**Your instructions**
Return each entry exactly, omitting nothing.

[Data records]
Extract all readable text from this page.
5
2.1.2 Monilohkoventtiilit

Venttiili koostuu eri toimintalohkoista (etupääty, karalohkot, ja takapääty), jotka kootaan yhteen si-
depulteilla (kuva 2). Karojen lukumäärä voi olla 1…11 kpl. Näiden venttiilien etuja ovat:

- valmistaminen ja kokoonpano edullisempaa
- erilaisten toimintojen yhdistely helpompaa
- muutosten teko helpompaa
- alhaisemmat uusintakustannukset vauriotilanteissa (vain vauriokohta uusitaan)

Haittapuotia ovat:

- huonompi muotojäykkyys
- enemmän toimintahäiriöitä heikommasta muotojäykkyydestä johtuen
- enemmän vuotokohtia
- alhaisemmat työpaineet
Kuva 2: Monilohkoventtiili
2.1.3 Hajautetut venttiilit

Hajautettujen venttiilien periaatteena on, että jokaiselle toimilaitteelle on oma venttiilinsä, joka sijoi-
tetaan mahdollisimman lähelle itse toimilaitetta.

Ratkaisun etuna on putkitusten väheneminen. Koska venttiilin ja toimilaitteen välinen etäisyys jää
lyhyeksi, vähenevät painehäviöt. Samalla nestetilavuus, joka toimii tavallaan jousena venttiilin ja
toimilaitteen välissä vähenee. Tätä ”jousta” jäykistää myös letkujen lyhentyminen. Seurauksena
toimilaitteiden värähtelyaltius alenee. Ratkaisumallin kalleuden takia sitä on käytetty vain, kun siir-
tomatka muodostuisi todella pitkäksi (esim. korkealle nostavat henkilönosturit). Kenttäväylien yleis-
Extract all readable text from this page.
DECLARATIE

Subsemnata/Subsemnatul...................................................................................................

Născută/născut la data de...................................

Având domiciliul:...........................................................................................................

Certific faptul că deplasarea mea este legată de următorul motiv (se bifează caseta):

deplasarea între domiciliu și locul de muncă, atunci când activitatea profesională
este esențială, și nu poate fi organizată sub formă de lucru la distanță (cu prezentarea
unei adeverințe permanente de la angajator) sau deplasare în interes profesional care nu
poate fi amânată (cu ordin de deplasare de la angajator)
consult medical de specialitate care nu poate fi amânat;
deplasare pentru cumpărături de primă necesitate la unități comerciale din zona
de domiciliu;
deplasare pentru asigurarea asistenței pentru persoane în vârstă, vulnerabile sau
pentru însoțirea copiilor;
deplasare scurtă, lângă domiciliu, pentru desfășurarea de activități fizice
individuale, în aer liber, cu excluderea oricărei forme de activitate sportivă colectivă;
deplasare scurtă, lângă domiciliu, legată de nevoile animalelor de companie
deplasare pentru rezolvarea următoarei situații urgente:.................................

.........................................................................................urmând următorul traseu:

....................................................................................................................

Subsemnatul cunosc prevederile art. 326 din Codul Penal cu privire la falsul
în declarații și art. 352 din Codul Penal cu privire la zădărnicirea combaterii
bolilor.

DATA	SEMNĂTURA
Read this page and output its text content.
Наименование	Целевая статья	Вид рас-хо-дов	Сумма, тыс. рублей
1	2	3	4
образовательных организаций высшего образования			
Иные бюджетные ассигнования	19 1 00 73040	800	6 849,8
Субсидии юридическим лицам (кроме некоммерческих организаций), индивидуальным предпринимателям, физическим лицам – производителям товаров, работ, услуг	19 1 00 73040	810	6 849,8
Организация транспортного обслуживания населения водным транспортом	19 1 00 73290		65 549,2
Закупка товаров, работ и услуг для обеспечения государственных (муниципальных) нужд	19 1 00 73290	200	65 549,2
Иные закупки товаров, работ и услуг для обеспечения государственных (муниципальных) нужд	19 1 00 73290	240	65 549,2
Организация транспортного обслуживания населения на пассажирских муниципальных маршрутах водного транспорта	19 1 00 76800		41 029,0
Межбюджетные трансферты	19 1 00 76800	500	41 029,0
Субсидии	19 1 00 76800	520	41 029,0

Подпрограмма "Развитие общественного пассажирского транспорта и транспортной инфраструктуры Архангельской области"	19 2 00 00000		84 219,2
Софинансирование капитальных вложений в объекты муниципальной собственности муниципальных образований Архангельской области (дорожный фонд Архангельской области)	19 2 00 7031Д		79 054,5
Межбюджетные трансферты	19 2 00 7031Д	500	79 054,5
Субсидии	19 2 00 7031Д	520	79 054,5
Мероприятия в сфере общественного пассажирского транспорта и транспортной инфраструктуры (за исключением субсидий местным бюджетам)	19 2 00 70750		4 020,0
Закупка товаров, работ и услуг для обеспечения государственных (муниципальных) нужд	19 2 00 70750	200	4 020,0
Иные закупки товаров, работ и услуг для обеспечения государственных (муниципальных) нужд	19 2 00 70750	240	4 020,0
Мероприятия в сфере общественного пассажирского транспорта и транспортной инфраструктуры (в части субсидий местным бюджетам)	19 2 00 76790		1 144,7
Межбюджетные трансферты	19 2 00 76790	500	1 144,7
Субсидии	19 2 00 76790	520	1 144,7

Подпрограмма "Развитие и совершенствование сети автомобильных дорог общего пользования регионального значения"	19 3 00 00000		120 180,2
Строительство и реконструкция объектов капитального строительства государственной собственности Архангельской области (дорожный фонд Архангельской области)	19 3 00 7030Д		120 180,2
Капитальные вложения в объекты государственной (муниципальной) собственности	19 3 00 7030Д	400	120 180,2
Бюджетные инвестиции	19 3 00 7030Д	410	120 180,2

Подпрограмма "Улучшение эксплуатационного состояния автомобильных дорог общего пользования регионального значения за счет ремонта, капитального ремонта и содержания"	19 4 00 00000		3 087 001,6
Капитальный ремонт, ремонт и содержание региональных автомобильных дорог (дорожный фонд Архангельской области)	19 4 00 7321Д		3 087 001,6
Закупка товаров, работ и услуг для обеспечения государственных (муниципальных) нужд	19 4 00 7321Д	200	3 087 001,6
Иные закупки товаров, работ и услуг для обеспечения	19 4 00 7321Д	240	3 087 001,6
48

**Response**
Extract all readable text from this page.
5
2.1.2 Monilohkoventtiilit

Venttiili koostuu eri toimintalohkoista (etupääty, karalohkot, ja takapääty), jotka kootaan yhteen si-
depulteilla (kuva 2). Karojen lukumäärä voi olla 1…11 kpl. Näiden venttiilien etuja ovat:

- valmistaminen ja kokoonpano edullisempaa
- erilaisten toimintojen yhdistely helpompaa
- muutosten teko helpompaa
- alhaisemmat uusintakustannukset vauriotilanteissa (vain vauriokohta uusitaan)

Haittapuotia ovat:

- huonompi muotojäykkyys
- enemmän toimintahäiriöitä heikommasta muotojäykkyydestä johtuen
- enemmän vuotokohtia
- alhaisemmat työpaineet
Kuva 2: Monilohkoventtiili
2.1.3 Hajautetut venttiilit

Hajautettujen venttiilien periaatteena on, että jokaiselle toimilaitteelle on oma venttiilinsä, joka sijoi-
tetaan mahdollisimman lähelle itse toimilaitetta.

Ratkaisun etuna on putkitusten väheneminen. Koska venttiilin ja toimilaitteen välinen etäisyys jää
lyhyeksi, vähenevät painehäviöt. Samalla nestetilavuus, joka toimii tavallaan jousena venttiilin ja
toimilaitteen välissä vähenee. Tätä ”jousta” jäykistää myös letkujen lyhentyminen. Seurauksena
toimilaitteiden värähtelyaltius alenee. Ratkaisumallin kalleuden takia sitä on käytetty vain, kun siir-
tomatka muodostuisi todella pitkäksi (esim. korkealle nostavat henkilönosturit). Kenttäväylien yleis-
Extract all readable text from this page.
DECLARATIE

Subsemnata/Subsemnatul...................................................................................................

Născută/născut la data de...................................

Având domiciliul:...........................................................................................................

Certific faptul că deplasarea mea este legată de următorul motiv (se bifează caseta):

deplasarea între domiciliu și locul de muncă, atunci când activitatea profesională
este esențială, și nu poate fi organizată sub formă de lucru la distanță (cu prezentarea
unei adeverințe permanente de la angajator) sau deplasare în interes profesional care nu
poate fi amânată (cu ordin de deplasare de la angajator)
consult medical de specialitate care nu poate fi amânat;
deplasare pentru cumpărături de primă necesitate la unități comerciale din zona
de domiciliu;
deplasare pentru asigurarea asistenței pentru persoane în vârstă, vulnerabile sau
pentru însoțirea copiilor;
deplasare scurtă, lângă domiciliu, pentru desfășurarea de activități fizice
individuale, în aer liber, cu excluderea oricărei forme de activitate sportivă colectivă;
deplasare scurtă, lângă domiciliu, legată de nevoile animalelor de companie
deplasare pentru rezolvarea următoarei situații urgente:.................................

.........................................................................................urmând următorul traseu:

....................................................................................................................

Subsemnatul cunosc prevederile art. 326 din Codul Penal cu privire la falsul
în declarații și art. 352 din Codul Penal cu privire la zădărnicirea combaterii
bolilor.

DATA	SEMNĂTURA
Read this page and output its text content.
Наименование	Целевая статья	Вид рас-хо-дов	Сумма, тыс. рублей
1	2	3	4
образовательных организаций высшего образования			
Иные бюджетные ассигнования	19 1 00 73040	800	6 849,8
Субсидии юридическим лицам (кроме некоммерческих организаций), индивидуальным предпринимателям, физическим лицам – производителям товаров, работ, услуг	19 1 00 73040	810	6 849,8
Организация транспортного обслуживания населения водным транспортом	19 1 00 73290		65 549,2
Закупка товаров, работ и услуг для обеспечения государственных (муниципальных) нужд	19 1 00 73290	200	65 549,2
Иные закупки товаров, работ и услуг для обеспечения государственных (муниципальных) нужд	19 1 00 73290	240	65 549,2
Организация транспортного обслуживания населения на пассажирских муниципальных маршрутах водного транспорта	19 1 00 76800		41 029,0
Межбюджетные трансферты	19 1 00 76800	500	41 029,0
Субсидии	19 1 00 76800	520	41 029,0

Подпрограмма "Развитие общественного пассажирского транспорта и транспортной инфраструктуры Архангельской области"	19 2 00 00000		84 219,2
Софинансирование капитальных вложений в объекты муниципальной собственности муниципальных образований Архангельской области (дорожный фонд Архангельской области)	19 2 00 7031Д		79 054,5
Межбюджетные трансферты	19 2 00 7031Д	500	79 054,5
Субсидии	19 2 00 7031Д	520	79 054,5
Мероприятия в сфере общественного пассажирского транспорта и транспортной инфраструктуры (за исключением субсидий местным бюджетам)	19 2 00 70750		4 020,0
Закупка товаров, работ и услуг для обеспечения государственных (муниципальных) нужд	19 2 00 70750	200	4 020,0
Иные закупки товаров, работ и услуг для обеспечения государственных (муниципальных) нужд	19 2 00 70750	240	4 020,0
Мероприятия в сфере общественного пассажирского транспорта и транспортной инфраструктуры (в части субсидий местным бюджетам)	19 2 00 76790		1 144,7
Межбюджетные трансферты	19 2 00 76790	500	1 144,7
Субсидии	19 2 00 76790	520	1 144,7

Подпрограмма "Развитие и совершенствование сети автомобильных дорог общего пользования регионального значения"	19 3 00 00000		120 180,2
Строительство и реконструкция объектов капитального строительства государственной собственности Архангельской области (дорожный фонд Архангельской области)	19 3 00 7030Д		120 180,2
Капитальные вложения в объекты государственной (муниципальной) собственности	19 3 00 7030Д	400	120 180,2
Бюджетные инвестиции	19 3 00 7030Д	410	120 180,2

Подпрограмма "Улучшение эксплуатационного состояния автомобильных дорог общего пользования регионального значения за счет ремонта, капитального ремонта и содержания"	19 4 00 00000		3 087 001,6
Капитальный ремонт, ремонт и содержание региональных автомобильных дорог (дорожный фонд Архангельской области)	19 4 00 7321Д		3 087 001,6
Закупка товаров, работ и услуг для обеспечения государственных (муниципальных) нужд	19 4 00 7321Д	200	3 087 001,6
Иные закупки товаров, работ и услуг для обеспечения	19 4 00 7321Д	240	3 087 001,6
48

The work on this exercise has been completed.